┌──

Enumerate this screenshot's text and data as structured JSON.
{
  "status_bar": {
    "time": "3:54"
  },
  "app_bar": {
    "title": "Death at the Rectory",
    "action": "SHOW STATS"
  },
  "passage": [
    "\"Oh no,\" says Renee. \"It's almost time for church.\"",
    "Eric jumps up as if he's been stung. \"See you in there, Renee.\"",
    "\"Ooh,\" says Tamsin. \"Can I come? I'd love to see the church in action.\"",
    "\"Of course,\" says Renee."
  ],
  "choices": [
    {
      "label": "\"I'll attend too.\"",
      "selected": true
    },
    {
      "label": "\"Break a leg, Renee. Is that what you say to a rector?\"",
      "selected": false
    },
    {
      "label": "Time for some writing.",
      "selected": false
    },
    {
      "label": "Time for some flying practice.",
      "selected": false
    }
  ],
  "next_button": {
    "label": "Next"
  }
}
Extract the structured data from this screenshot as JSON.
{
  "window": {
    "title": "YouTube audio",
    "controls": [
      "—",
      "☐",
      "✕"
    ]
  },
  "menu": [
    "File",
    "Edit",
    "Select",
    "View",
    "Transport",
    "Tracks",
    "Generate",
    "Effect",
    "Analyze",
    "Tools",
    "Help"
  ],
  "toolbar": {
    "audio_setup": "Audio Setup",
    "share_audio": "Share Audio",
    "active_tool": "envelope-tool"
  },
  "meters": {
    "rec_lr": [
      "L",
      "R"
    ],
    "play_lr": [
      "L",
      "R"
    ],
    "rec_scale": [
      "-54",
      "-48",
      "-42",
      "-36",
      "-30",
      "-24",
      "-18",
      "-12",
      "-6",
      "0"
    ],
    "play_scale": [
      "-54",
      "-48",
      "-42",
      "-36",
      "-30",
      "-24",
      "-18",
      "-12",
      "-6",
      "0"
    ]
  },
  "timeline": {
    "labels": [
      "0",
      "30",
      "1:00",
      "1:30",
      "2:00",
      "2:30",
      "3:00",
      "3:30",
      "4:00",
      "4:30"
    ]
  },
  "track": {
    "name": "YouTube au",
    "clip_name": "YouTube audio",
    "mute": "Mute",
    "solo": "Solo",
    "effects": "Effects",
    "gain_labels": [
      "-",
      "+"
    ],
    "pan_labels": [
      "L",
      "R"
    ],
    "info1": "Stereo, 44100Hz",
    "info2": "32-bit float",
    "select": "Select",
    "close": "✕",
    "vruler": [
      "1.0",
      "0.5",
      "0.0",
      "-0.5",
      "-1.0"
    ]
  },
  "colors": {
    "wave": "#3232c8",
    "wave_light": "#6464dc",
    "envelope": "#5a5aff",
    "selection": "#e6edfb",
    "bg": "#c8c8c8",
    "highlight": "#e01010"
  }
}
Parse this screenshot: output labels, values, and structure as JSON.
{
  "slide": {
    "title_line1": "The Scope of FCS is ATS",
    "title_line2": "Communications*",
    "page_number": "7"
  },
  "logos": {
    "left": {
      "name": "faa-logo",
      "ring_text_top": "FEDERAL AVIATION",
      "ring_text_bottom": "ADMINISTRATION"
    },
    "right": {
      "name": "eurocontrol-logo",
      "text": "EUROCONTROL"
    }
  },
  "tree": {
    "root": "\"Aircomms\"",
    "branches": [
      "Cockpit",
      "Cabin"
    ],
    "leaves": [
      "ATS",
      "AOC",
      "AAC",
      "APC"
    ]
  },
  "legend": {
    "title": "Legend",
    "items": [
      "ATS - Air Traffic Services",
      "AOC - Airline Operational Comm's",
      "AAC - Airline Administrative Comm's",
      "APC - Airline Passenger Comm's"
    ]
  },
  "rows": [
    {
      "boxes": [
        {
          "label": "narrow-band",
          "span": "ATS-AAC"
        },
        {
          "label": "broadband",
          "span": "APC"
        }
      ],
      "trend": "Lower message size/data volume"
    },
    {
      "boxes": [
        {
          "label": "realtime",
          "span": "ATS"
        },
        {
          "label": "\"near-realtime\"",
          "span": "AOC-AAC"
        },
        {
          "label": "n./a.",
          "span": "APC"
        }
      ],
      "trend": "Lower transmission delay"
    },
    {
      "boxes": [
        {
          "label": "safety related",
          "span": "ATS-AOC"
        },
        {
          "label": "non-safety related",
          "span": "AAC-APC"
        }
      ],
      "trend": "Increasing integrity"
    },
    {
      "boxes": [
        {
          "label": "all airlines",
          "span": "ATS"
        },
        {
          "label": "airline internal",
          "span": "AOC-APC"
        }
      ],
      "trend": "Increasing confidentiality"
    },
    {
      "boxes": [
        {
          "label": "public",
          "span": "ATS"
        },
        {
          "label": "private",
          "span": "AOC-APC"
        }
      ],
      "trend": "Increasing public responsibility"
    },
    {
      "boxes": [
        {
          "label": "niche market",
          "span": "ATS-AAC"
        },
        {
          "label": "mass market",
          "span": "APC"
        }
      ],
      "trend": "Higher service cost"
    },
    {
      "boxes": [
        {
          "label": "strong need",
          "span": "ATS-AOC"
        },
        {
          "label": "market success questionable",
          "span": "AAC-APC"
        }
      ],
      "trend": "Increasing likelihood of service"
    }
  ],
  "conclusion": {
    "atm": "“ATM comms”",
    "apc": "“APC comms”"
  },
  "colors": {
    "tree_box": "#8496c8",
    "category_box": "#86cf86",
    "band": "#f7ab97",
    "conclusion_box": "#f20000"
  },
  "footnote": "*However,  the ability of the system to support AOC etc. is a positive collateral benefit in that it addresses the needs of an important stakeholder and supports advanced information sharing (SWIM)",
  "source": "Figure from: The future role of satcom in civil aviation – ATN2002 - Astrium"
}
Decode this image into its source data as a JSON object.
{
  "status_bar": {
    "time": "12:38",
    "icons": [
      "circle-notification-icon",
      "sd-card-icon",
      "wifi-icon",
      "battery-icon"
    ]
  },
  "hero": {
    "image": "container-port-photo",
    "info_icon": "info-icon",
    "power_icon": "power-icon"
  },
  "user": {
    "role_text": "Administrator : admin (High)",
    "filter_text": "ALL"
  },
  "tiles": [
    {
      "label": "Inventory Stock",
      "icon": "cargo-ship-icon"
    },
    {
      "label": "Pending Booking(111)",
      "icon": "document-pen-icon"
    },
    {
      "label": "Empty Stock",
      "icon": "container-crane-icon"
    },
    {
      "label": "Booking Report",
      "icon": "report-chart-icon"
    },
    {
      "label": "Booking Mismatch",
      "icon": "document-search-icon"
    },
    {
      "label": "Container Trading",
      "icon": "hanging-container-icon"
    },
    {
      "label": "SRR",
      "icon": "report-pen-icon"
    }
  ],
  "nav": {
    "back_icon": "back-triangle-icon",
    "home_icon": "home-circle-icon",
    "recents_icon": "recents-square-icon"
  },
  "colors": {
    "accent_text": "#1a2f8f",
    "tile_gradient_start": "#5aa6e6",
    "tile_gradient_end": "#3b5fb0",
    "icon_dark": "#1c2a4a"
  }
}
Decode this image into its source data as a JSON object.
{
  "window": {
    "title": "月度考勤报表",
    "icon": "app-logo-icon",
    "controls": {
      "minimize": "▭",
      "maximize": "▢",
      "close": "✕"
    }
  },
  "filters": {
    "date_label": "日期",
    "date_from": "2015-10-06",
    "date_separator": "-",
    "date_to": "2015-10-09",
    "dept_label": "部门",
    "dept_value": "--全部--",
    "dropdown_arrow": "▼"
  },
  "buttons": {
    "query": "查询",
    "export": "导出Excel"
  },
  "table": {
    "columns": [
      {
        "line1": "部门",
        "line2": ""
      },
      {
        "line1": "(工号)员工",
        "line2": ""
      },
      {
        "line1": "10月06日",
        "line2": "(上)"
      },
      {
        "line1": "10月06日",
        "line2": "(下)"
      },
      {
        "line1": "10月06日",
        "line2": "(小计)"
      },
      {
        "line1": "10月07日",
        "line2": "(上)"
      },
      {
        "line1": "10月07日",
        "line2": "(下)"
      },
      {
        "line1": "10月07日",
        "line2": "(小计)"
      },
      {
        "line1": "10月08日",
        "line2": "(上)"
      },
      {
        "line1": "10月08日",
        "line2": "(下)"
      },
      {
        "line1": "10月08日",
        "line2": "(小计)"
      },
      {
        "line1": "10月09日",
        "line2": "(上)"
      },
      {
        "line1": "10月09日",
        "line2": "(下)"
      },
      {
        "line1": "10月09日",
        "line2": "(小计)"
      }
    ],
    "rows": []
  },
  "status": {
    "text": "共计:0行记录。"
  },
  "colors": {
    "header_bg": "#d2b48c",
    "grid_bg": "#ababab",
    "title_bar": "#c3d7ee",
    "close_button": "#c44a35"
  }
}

└──

Aim: Find the word "data" in the records and pull out each line that has it.

Exercise output:
Enumerate this screenshot's text and data as structured JSON.
Extract the structured data from this screenshot as JSON.
      "trend": "Lower message size/data volume"
Decode this image into its source data as a JSON object.
Decode this image into its source data as a JSON object.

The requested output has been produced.